Goal
Collect each line of the entries that holds the string "อยหน".

Data rows
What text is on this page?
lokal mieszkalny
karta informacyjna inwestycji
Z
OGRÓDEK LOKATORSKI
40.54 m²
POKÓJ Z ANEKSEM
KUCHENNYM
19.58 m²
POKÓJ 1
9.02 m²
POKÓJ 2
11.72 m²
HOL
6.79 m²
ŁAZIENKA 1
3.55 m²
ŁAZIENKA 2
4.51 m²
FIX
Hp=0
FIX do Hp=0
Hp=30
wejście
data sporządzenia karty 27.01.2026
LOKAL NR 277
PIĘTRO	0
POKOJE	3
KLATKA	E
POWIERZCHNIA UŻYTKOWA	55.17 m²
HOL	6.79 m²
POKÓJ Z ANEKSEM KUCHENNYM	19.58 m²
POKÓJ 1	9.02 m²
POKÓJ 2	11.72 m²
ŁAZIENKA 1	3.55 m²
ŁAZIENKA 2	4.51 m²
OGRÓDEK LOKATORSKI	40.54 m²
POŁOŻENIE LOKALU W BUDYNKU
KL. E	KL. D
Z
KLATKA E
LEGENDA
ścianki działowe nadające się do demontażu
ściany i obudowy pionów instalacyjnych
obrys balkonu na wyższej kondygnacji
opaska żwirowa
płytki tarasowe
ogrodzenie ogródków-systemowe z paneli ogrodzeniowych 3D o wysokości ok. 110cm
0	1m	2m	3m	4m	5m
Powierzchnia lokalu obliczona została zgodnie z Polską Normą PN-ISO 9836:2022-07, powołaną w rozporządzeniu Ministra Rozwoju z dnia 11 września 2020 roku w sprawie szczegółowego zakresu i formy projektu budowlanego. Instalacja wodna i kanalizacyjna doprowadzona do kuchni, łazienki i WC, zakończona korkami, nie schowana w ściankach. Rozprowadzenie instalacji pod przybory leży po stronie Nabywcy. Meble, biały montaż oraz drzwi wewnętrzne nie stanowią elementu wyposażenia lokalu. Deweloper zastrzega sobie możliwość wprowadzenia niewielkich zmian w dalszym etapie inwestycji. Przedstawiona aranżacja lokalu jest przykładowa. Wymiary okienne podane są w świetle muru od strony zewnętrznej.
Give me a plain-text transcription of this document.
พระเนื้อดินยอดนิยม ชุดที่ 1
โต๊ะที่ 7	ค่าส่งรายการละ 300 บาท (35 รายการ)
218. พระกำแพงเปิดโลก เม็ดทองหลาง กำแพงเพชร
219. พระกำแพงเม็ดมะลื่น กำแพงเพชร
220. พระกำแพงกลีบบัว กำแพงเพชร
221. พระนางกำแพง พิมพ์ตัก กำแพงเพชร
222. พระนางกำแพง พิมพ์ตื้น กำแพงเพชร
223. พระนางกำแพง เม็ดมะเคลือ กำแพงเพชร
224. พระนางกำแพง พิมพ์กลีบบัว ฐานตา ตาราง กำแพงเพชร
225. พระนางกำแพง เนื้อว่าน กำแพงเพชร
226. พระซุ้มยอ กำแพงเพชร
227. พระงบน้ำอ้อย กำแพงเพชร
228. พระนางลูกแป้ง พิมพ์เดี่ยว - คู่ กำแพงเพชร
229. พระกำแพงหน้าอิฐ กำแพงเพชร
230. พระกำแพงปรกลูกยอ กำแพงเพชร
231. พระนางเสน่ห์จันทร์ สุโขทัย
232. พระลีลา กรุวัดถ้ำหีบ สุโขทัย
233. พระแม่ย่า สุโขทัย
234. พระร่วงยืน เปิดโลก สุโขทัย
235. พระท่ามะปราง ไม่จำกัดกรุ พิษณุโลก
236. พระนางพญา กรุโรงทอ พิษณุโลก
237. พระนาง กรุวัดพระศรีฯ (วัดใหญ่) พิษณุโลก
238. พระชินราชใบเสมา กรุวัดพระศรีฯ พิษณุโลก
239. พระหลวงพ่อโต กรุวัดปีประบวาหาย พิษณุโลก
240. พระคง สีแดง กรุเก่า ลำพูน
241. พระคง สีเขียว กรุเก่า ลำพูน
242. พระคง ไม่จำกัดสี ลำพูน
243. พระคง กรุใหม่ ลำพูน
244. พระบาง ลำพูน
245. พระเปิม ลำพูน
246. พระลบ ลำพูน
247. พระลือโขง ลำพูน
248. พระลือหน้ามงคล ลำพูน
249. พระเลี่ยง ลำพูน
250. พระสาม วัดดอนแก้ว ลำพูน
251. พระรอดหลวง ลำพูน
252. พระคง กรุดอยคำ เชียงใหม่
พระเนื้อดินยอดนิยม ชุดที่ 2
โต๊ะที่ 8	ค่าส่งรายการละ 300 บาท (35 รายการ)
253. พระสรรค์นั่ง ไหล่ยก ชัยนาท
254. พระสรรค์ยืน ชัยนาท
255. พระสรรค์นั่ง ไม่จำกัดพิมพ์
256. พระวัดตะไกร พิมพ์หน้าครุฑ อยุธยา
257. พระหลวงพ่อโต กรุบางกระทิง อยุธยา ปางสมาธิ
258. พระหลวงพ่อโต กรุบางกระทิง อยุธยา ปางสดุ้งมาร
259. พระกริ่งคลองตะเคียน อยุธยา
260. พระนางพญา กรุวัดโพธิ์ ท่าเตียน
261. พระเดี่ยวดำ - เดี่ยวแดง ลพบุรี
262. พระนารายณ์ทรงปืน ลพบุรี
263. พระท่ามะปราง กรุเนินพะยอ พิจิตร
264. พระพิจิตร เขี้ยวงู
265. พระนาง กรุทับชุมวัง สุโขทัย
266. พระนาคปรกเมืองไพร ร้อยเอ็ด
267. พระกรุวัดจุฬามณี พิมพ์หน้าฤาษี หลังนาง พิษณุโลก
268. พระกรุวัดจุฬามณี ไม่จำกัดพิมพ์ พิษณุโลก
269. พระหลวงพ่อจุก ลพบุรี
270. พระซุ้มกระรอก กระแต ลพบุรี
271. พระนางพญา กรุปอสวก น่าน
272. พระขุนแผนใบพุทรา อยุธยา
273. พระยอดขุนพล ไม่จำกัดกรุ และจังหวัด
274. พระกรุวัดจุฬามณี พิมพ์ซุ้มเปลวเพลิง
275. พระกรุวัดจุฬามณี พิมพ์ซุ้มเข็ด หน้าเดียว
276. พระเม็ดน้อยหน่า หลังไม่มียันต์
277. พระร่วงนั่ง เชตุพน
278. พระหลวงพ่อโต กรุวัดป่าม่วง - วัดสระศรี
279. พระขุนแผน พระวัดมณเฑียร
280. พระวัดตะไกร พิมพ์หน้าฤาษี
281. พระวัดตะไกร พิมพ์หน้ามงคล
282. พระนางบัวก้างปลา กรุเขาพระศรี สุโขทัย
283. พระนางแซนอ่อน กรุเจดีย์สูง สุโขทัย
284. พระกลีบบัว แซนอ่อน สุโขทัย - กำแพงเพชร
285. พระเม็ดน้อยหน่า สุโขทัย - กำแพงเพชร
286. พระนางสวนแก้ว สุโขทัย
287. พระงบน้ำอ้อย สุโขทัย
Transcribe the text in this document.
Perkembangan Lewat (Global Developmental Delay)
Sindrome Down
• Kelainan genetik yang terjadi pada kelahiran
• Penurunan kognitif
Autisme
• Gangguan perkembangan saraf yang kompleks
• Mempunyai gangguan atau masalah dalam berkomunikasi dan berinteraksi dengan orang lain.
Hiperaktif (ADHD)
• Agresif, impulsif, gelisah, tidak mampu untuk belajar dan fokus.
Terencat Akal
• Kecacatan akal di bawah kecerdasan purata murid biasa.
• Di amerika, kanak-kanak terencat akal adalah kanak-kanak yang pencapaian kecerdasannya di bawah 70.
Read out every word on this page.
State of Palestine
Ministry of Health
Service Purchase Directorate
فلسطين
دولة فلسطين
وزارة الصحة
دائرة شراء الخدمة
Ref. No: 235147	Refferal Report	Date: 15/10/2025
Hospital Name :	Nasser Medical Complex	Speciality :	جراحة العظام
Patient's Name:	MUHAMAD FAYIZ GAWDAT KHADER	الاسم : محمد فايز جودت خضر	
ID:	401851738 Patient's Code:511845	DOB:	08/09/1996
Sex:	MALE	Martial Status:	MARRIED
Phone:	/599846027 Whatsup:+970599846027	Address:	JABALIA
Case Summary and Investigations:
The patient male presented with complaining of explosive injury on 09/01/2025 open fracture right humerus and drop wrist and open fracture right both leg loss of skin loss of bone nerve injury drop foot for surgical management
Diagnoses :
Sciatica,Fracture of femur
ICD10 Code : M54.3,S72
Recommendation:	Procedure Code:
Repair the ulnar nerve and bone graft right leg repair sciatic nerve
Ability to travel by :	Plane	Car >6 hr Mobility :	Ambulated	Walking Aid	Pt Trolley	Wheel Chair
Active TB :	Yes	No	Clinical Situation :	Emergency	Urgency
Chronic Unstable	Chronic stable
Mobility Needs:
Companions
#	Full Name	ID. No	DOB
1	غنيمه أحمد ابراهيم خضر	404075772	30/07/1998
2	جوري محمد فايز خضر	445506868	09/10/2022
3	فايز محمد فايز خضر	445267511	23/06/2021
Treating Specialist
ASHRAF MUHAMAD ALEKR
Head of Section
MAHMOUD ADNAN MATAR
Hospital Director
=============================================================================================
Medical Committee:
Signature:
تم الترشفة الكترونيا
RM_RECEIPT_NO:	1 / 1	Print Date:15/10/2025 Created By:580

Solution to this problem
276. พระเม็ดน้อยหน่า หลังไม่มียันต์
285. พระเม็ดน้อยหน่า สุโขทัย - กำแพงเพชร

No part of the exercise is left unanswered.